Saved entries
......

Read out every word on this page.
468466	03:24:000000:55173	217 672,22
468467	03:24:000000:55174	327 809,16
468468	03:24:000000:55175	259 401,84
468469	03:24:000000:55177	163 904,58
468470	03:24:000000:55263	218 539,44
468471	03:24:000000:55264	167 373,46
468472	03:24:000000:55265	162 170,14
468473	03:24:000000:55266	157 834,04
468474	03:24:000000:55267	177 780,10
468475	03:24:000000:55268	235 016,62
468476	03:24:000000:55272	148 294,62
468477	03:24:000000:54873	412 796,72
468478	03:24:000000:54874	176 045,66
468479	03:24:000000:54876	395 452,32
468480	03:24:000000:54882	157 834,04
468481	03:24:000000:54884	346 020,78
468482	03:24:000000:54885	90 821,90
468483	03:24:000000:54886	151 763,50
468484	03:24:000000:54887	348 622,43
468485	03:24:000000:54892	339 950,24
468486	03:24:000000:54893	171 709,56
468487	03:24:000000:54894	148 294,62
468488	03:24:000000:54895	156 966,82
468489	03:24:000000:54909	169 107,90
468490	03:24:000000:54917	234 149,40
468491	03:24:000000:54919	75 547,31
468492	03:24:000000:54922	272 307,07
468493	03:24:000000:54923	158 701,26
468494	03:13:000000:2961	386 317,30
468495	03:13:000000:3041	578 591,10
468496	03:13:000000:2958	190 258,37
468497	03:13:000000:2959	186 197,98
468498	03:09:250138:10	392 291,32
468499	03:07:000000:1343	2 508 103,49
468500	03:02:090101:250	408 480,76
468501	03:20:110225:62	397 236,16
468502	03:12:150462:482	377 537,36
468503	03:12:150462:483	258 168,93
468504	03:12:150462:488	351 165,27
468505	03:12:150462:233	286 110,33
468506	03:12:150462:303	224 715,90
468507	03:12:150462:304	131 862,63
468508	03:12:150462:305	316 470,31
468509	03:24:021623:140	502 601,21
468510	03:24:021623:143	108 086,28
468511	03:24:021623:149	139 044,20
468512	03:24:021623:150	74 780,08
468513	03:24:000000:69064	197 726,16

......

What you are asked to do:
Transcribe all of the lines in the records precisely.

Correct answer:
Read out every word on this page.
468466	03:24:000000:55173	217 672,22
468467	03:24:000000:55174	327 809,16
468468	03:24:000000:55175	259 401,84
468469	03:24:000000:55177	163 904,58
468470	03:24:000000:55263	218 539,44
468471	03:24:000000:55264	167 373,46
468472	03:24:000000:55265	162 170,14
468473	03:24:000000:55266	157 834,04
468474	03:24:000000:55267	177 780,10
468475	03:24:000000:55268	235 016,62
468476	03:24:000000:55272	148 294,62
468477	03:24:000000:54873	412 796,72
468478	03:24:000000:54874	176 045,66
468479	03:24:000000:54876	395 452,32
468480	03:24:000000:54882	157 834,04
468481	03:24:000000:54884	346 020,78
468482	03:24:000000:54885	90 821,90
468483	03:24:000000:54886	151 763,50
468484	03:24:000000:54887	348 622,43
468485	03:24:000000:54892	339 950,24
468486	03:24:000000:54893	171 709,56
468487	03:24:000000:54894	148 294,62
468488	03:24:000000:54895	156 966,82
468489	03:24:000000:54909	169 107,90
468490	03:24:000000:54917	234 149,40
468491	03:24:000000:54919	75 547,31
468492	03:24:000000:54922	272 307,07
468493	03:24:000000:54923	158 701,26
468494	03:13:000000:2961	386 317,30
468495	03:13:000000:3041	578 591,10
468496	03:13:000000:2958	190 258,37
468497	03:13:000000:2959	186 197,98
468498	03:09:250138:10	392 291,32
468499	03:07:000000:1343	2 508 103,49
468500	03:02:090101:250	408 480,76
468501	03:20:110225:62	397 236,16
468502	03:12:150462:482	377 537,36
468503	03:12:150462:483	258 168,93
468504	03:12:150462:488	351 165,27
468505	03:12:150462:233	286 110,33
468506	03:12:150462:303	224 715,90
468507	03:12:150462:304	131 862,63
468508	03:12:150462:305	316 470,31
468509	03:24:021623:140	502 601,21
468510	03:24:021623:143	108 086,28
468511	03:24:021623:149	139 044,20
468512	03:24:021623:150	74 780,08
468513	03:24:000000:69064	197 726,16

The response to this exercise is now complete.